Stored data:
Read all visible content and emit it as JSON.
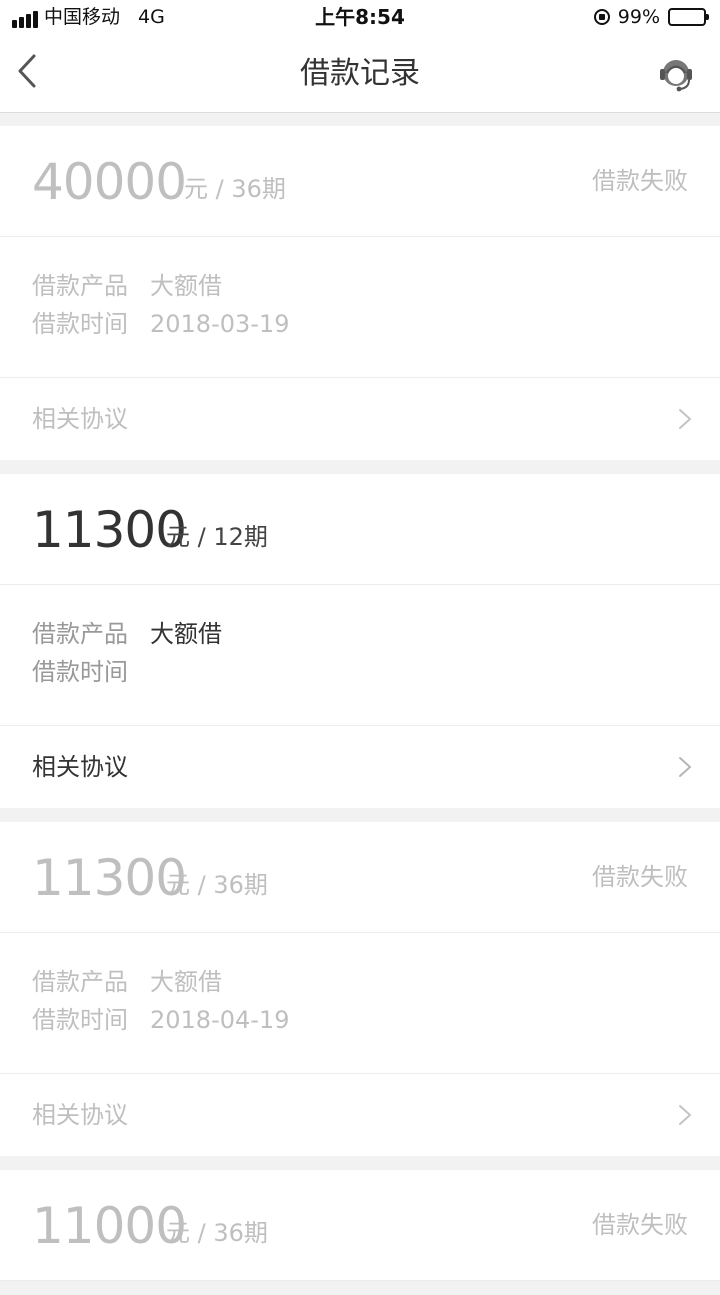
{
  "status_bar": {
    "carrier": "中国移动",
    "network": "4G",
    "time": "上午8:54",
    "battery": "99%"
  },
  "nav": {
    "title": "借款记录",
    "back_icon": "chevron-left-icon",
    "service_icon": "customer-service-icon"
  },
  "labels": {
    "product": "借款产品",
    "time": "借款时间",
    "agreement": "相关协议"
  },
  "records": [
    {
      "amount": "40000",
      "unit": "元 / 36期",
      "status": "借款失败",
      "product": "大额借",
      "date": "2018-03-19"
    },
    {
      "amount": "11300",
      "unit": "元 / 12期",
      "status": "",
      "product": "大额借",
      "date": ""
    },
    {
      "amount": "11300",
      "unit": "元 / 36期",
      "status": "借款失败",
      "product": "大额借",
      "date": "2018-04-19"
    },
    {
      "amount": "11000",
      "unit": "元 / 36期",
      "status": "借款失败"
    }
  ]
}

**EXERCISE DESCRIPTION**
Images should not appear in the copy; retype the listing above exactly.

**EXERCISE SOLUTION**
Read all visible content and emit it as JSON.
{
  "status_bar": {
    "carrier": "中国移动",
    "network": "4G",
    "time": "上午8:54",
    "battery": "99%"
  },
  "nav": {
    "title": "借款记录",
    "back_icon": "chevron-left-icon",
    "service_icon": "customer-service-icon"
  },
  "labels": {
    "product": "借款产品",
    "time": "借款时间",
    "agreement": "相关协议"
  },
  "records": [
    {
      "amount": "40000",
      "unit": "元 / 36期",
      "status": "借款失败",
      "product": "大额借",
      "date": "2018-03-19"
    },
    {
      "amount": "11300",
      "unit": "元 / 12期",
      "status": "",
      "product": "大额借",
      "date": ""
    },
    {
      "amount": "11300",
      "unit": "元 / 36期",
      "status": "借款失败",
      "product": "大额借",
      "date": "2018-04-19"
    },
    {
      "amount": "11000",
      "unit": "元 / 36期",
      "status": "借款失败"
    }
  ]
}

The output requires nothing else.